Task requirements:
Keep the pictures out of the copy and print all the entries below exactly.

Source data:
※ ※ ※
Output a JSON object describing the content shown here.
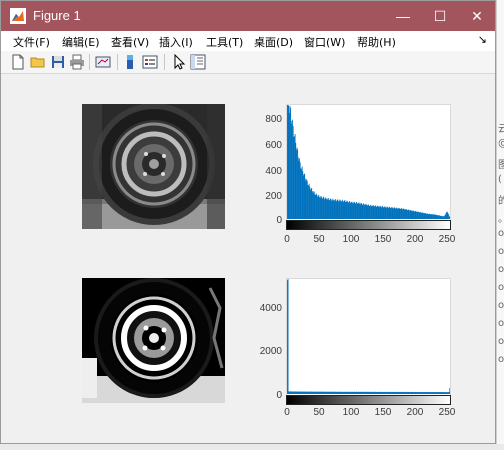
{
  "window": {
    "title": "Figure 1",
    "title_bar_color": "#a2555d",
    "controls": {
      "minimize": "—",
      "maximize": "☐",
      "close": "✕"
    }
  },
  "menu": {
    "items": [
      "文件(F)",
      "编辑(E)",
      "查看(V)",
      "插入(I)",
      "工具(T)",
      "桌面(D)",
      "窗口(W)",
      "帮助(H)"
    ],
    "overflow_arrow": "↘"
  },
  "toolbar": {
    "icons": [
      "new-figure-icon",
      "open-file-icon",
      "save-icon",
      "print-icon",
      "link-plot-icon",
      "insert-colorbar-icon",
      "insert-legend-icon",
      "edit-plot-arrow-icon",
      "property-inspector-icon"
    ]
  },
  "figure": {
    "top_image": {
      "description": "grayscale tire wheel",
      "type": "image"
    },
    "bottom_image": {
      "description": "high-contrast tire wheel",
      "type": "image"
    }
  },
  "chart_data": [
    {
      "type": "bar",
      "xlim": [
        0,
        255
      ],
      "ylim": [
        0,
        900
      ],
      "xticks": [
        "0",
        "50",
        "100",
        "150",
        "200",
        "250"
      ],
      "yticks": [
        "0",
        "200",
        "400",
        "600",
        "800"
      ],
      "colorbar": "grayscale",
      "bar_color": "#0072bd",
      "series": [
        {
          "points": [
            [
              0,
              900
            ],
            [
              2,
              900
            ],
            [
              4,
              860
            ],
            [
              6,
              800
            ],
            [
              8,
              740
            ],
            [
              10,
              680
            ],
            [
              13,
              600
            ],
            [
              16,
              520
            ],
            [
              20,
              430
            ],
            [
              25,
              360
            ],
            [
              30,
              300
            ],
            [
              35,
              250
            ],
            [
              40,
              215
            ],
            [
              45,
              190
            ],
            [
              50,
              175
            ],
            [
              60,
              160
            ],
            [
              70,
              150
            ],
            [
              80,
              145
            ],
            [
              90,
              140
            ],
            [
              100,
              130
            ],
            [
              110,
              125
            ],
            [
              120,
              115
            ],
            [
              130,
              105
            ],
            [
              140,
              100
            ],
            [
              150,
              95
            ],
            [
              160,
              90
            ],
            [
              170,
              85
            ],
            [
              180,
              80
            ],
            [
              190,
              70
            ],
            [
              200,
              60
            ],
            [
              210,
              50
            ],
            [
              220,
              40
            ],
            [
              230,
              35
            ],
            [
              240,
              25
            ],
            [
              245,
              20
            ],
            [
              250,
              60
            ],
            [
              253,
              25
            ],
            [
              255,
              10
            ]
          ]
        }
      ]
    },
    {
      "type": "bar",
      "xlim": [
        0,
        255
      ],
      "ylim": [
        0,
        5400
      ],
      "xticks": [
        "0",
        "50",
        "100",
        "150",
        "200",
        "250"
      ],
      "yticks": [
        "0",
        "2000",
        "4000"
      ],
      "colorbar": "grayscale",
      "bar_color": "#0072bd",
      "series": [
        {
          "points": [
            [
              0,
              5300
            ],
            [
              1,
              5300
            ],
            [
              2,
              120
            ],
            [
              10,
              115
            ],
            [
              30,
              110
            ],
            [
              60,
              105
            ],
            [
              90,
              100
            ],
            [
              120,
              100
            ],
            [
              150,
              95
            ],
            [
              180,
              95
            ],
            [
              210,
              90
            ],
            [
              240,
              90
            ],
            [
              253,
              85
            ],
            [
              254,
              300
            ],
            [
              255,
              300
            ]
          ]
        }
      ]
    }
  ],
  "background_window": {
    "right_strip_text": [
      "云",
      "@",
      "图",
      "(",
      "的",
      "。",
      "ot",
      "ot",
      "ot",
      "ot",
      "ot",
      "ot",
      "ot",
      "ot"
    ]
  }
}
※ ※ ※
Written solution:
Output a JSON object describing the content shown here.
{
  "window": {
    "title": "Figure 1",
    "title_bar_color": "#a2555d",
    "controls": {
      "minimize": "—",
      "maximize": "☐",
      "close": "✕"
    }
  },
  "menu": {
    "items": [
      "文件(F)",
      "编辑(E)",
      "查看(V)",
      "插入(I)",
      "工具(T)",
      "桌面(D)",
      "窗口(W)",
      "帮助(H)"
    ],
    "overflow_arrow": "↘"
  },
  "toolbar": {
    "icons": [
      "new-figure-icon",
      "open-file-icon",
      "save-icon",
      "print-icon",
      "link-plot-icon",
      "insert-colorbar-icon",
      "insert-legend-icon",
      "edit-plot-arrow-icon",
      "property-inspector-icon"
    ]
  },
  "figure": {
    "top_image": {
      "description": "grayscale tire wheel",
      "type": "image"
    },
    "bottom_image": {
      "description": "high-contrast tire wheel",
      "type": "image"
    }
  },
  "chart_data": [
    {
      "type": "bar",
      "xlim": [
        0,
        255
      ],
      "ylim": [
        0,
        900
      ],
      "xticks": [
        "0",
        "50",
        "100",
        "150",
        "200",
        "250"
      ],
      "yticks": [
        "0",
        "200",
        "400",
        "600",
        "800"
      ],
      "colorbar": "grayscale",
      "bar_color": "#0072bd",
      "series": [
        {
          "points": [
            [
              0,
              900
            ],
            [
              2,
              900
            ],
            [
              4,
              860
            ],
            [
              6,
              800
            ],
            [
              8,
              740
            ],
            [
              10,
              680
            ],
            [
              13,
              600
            ],
            [
              16,
              520
            ],
            [
              20,
              430
            ],
            [
              25,
              360
            ],
            [
              30,
              300
            ],
            [
              35,
              250
            ],
            [
              40,
              215
            ],
            [
              45,
              190
            ],
            [
              50,
              175
            ],
            [
              60,
              160
            ],
            [
              70,
              150
            ],
            [
              80,
              145
            ],
            [
              90,
              140
            ],
            [
              100,
              130
            ],
            [
              110,
              125
            ],
            [
              120,
              115
            ],
            [
              130,
              105
            ],
            [
              140,
              100
            ],
            [
              150,
              95
            ],
            [
              160,
              90
            ],
            [
              170,
              85
            ],
            [
              180,
              80
            ],
            [
              190,
              70
            ],
            [
              200,
              60
            ],
            [
              210,
              50
            ],
            [
              220,
              40
            ],
            [
              230,
              35
            ],
            [
              240,
              25
            ],
            [
              245,
              20
            ],
            [
              250,
              60
            ],
            [
              253,
              25
            ],
            [
              255,
              10
            ]
          ]
        }
      ]
    },
    {
      "type": "bar",
      "xlim": [
        0,
        255
      ],
      "ylim": [
        0,
        5400
      ],
      "xticks": [
        "0",
        "50",
        "100",
        "150",
        "200",
        "250"
      ],
      "yticks": [
        "0",
        "2000",
        "4000"
      ],
      "colorbar": "grayscale",
      "bar_color": "#0072bd",
      "series": [
        {
          "points": [
            [
              0,
              5300
            ],
            [
              1,
              5300
            ],
            [
              2,
              120
            ],
            [
              10,
              115
            ],
            [
              30,
              110
            ],
            [
              60,
              105
            ],
            [
              90,
              100
            ],
            [
              120,
              100
            ],
            [
              150,
              95
            ],
            [
              180,
              95
            ],
            [
              210,
              90
            ],
            [
              240,
              90
            ],
            [
              253,
              85
            ],
            [
              254,
              300
            ],
            [
              255,
              300
            ]
          ]
        }
      ]
    }
  ],
  "background_window": {
    "right_strip_text": [
      "云",
      "@",
      "图",
      "(",
      "的",
      "。",
      "ot",
      "ot",
      "ot",
      "ot",
      "ot",
      "ot",
      "ot",
      "ot"
    ]
  }
}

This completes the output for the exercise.